## [YOUR TASK]
Pick out each line with the word "this" from the material that follows.

## [RECORDS SUPPLIED]

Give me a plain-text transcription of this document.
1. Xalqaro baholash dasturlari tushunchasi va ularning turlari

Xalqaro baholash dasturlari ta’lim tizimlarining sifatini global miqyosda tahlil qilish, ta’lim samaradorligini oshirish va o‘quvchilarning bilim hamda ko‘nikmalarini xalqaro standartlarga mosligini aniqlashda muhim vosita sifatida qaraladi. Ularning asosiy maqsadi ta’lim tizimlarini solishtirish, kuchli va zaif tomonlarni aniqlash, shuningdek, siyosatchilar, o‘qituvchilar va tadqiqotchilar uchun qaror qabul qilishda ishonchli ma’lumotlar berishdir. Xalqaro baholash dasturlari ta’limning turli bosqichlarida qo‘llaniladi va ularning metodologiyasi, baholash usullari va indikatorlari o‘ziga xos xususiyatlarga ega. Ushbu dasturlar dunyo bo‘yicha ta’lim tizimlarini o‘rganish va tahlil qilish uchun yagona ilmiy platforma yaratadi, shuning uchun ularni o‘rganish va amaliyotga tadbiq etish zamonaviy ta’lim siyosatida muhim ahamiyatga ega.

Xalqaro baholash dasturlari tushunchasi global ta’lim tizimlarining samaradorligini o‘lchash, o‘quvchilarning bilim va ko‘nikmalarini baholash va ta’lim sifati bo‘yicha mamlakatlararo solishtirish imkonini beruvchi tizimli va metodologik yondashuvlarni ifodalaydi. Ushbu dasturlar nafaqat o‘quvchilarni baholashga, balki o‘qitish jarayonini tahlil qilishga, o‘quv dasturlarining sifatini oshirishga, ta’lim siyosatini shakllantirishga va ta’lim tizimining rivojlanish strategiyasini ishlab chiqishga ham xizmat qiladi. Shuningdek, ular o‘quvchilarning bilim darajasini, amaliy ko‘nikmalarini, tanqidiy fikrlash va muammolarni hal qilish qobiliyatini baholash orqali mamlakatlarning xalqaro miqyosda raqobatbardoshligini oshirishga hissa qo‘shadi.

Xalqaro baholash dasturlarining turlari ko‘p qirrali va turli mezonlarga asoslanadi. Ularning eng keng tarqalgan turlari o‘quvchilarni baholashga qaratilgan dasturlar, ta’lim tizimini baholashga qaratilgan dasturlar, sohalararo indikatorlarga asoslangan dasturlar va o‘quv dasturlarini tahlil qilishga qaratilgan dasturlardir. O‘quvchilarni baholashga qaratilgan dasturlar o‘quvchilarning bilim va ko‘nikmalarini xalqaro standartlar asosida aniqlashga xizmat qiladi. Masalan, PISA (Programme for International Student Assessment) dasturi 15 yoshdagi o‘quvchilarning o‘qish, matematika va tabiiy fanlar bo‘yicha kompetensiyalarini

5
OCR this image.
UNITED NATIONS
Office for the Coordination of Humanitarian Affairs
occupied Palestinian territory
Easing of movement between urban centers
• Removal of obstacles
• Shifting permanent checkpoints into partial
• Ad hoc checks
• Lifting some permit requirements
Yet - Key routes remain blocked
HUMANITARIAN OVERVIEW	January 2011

## [EXERCISE OUTPUT]
Give me a plain-text transcription of this document.
OCR this image.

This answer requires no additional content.